Data tied to figure images:
* START *
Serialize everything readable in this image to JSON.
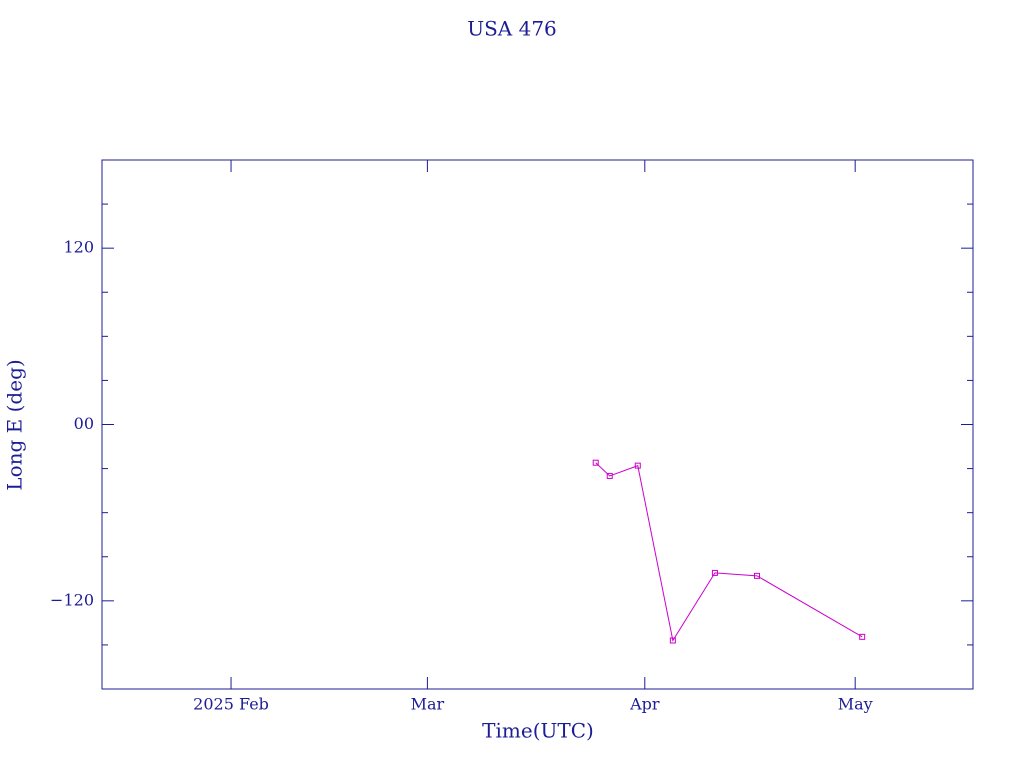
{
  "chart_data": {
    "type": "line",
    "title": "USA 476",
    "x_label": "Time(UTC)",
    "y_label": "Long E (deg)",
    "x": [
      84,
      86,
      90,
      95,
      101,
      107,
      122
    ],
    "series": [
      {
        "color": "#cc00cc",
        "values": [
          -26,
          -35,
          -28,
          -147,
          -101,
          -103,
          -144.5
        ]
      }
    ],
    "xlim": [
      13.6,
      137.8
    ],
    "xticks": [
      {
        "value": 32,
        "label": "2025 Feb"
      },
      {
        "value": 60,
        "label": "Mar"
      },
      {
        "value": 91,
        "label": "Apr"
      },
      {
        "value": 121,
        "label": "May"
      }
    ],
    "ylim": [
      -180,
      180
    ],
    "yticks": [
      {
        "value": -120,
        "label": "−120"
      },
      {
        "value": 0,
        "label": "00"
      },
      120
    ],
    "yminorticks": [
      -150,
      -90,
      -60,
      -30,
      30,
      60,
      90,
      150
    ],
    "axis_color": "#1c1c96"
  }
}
* END *
* START *
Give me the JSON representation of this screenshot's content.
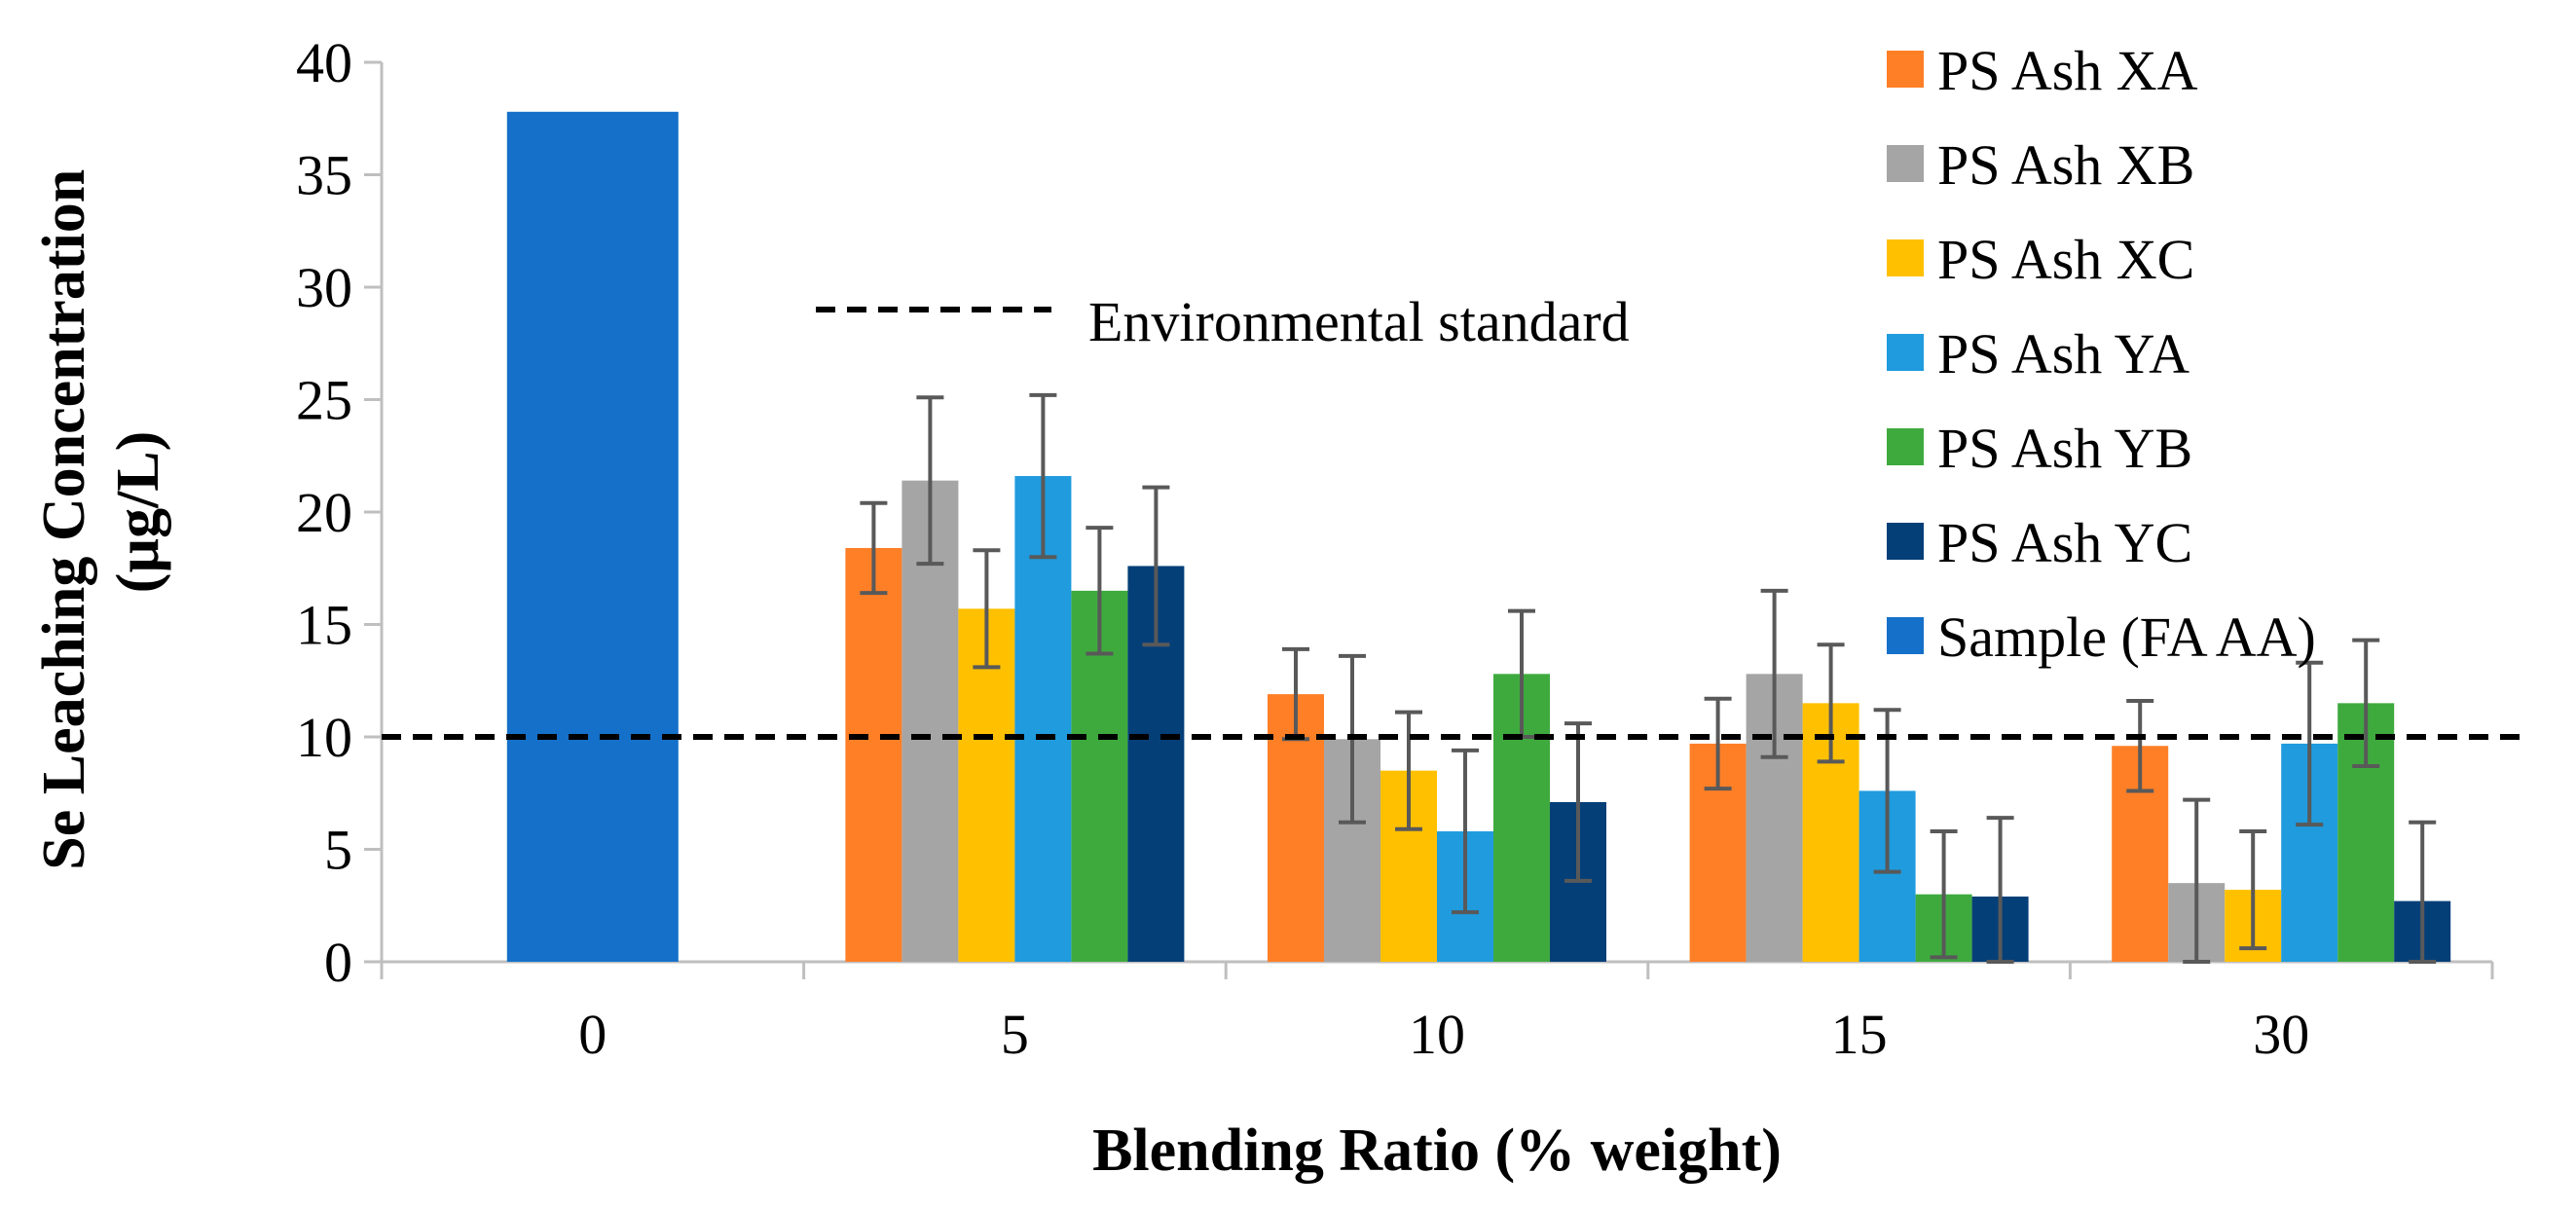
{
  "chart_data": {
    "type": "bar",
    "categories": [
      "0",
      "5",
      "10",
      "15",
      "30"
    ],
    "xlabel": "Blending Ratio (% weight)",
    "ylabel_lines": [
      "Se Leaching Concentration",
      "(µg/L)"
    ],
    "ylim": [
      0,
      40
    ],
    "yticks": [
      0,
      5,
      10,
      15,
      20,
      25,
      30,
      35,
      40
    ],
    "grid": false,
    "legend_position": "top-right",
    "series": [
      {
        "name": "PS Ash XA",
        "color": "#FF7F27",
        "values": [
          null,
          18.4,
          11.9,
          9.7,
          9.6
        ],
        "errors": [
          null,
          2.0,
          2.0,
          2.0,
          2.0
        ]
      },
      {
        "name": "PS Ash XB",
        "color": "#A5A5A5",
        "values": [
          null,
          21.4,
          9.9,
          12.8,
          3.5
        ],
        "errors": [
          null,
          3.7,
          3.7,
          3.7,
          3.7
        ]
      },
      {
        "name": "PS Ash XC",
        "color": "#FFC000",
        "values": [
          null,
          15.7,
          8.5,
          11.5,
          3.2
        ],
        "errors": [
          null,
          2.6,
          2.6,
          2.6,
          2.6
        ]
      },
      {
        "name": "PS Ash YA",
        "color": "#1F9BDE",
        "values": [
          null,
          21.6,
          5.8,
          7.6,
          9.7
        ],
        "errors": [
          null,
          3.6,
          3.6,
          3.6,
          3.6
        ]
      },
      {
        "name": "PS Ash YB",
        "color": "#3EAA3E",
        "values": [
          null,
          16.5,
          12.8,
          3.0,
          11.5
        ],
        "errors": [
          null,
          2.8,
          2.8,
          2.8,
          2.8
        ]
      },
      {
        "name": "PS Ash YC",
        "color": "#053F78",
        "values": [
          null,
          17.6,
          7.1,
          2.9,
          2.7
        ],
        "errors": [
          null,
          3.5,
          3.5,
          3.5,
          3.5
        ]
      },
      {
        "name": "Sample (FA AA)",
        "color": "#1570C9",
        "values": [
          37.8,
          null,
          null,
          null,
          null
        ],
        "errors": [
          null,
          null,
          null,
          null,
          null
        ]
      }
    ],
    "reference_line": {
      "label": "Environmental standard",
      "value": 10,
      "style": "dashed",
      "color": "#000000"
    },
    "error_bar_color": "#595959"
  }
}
* END *
To be done: Check all the records above and select each line where the string "JSON" is found.

Result of the exercise:
Serialize everything readable in this image to JSON.
Give me the JSON representation of this screenshot's content.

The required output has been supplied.